— START MATERIAL PROVIDED —

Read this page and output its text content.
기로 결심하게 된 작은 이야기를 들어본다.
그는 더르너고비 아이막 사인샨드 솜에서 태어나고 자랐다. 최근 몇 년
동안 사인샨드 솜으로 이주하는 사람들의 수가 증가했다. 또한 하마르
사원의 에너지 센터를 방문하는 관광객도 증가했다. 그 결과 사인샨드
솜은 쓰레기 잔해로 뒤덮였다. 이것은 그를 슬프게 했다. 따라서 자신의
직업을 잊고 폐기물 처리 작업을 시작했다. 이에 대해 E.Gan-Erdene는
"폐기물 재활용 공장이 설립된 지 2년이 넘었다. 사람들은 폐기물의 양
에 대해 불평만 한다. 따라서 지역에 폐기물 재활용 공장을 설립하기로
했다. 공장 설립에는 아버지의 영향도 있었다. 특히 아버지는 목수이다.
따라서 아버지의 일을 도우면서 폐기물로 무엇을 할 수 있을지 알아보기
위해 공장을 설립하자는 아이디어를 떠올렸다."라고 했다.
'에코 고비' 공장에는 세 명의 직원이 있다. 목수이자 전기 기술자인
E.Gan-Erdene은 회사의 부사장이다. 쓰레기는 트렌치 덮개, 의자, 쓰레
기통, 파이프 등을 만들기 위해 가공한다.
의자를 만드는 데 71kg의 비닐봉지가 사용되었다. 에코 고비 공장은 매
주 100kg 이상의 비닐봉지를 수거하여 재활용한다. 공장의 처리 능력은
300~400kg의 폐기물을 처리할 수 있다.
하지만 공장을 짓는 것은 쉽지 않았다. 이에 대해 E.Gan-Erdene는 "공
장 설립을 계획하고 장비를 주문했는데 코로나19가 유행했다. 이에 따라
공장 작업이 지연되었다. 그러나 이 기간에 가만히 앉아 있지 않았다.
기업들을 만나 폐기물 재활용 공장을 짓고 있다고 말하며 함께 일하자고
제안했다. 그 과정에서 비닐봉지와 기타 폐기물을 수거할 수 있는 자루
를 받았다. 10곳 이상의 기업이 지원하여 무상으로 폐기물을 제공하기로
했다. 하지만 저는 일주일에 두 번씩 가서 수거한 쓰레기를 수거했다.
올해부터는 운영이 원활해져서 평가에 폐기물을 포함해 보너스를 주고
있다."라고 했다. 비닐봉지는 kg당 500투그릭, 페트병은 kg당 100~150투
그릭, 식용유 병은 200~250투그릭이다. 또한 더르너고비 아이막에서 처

— END MATERIAL PROVIDED —

> _THE TASK_: Read through the data and copy every line where "증가했다" shows up.

> _TASK ANSWER_:
동안 사인샨드 솜으로 이주하는 사람들의 수가 증가했다. 또한 하마르
사원의 에너지 센터를 방문하는 관광객도 증가했다. 그 결과 사인샨드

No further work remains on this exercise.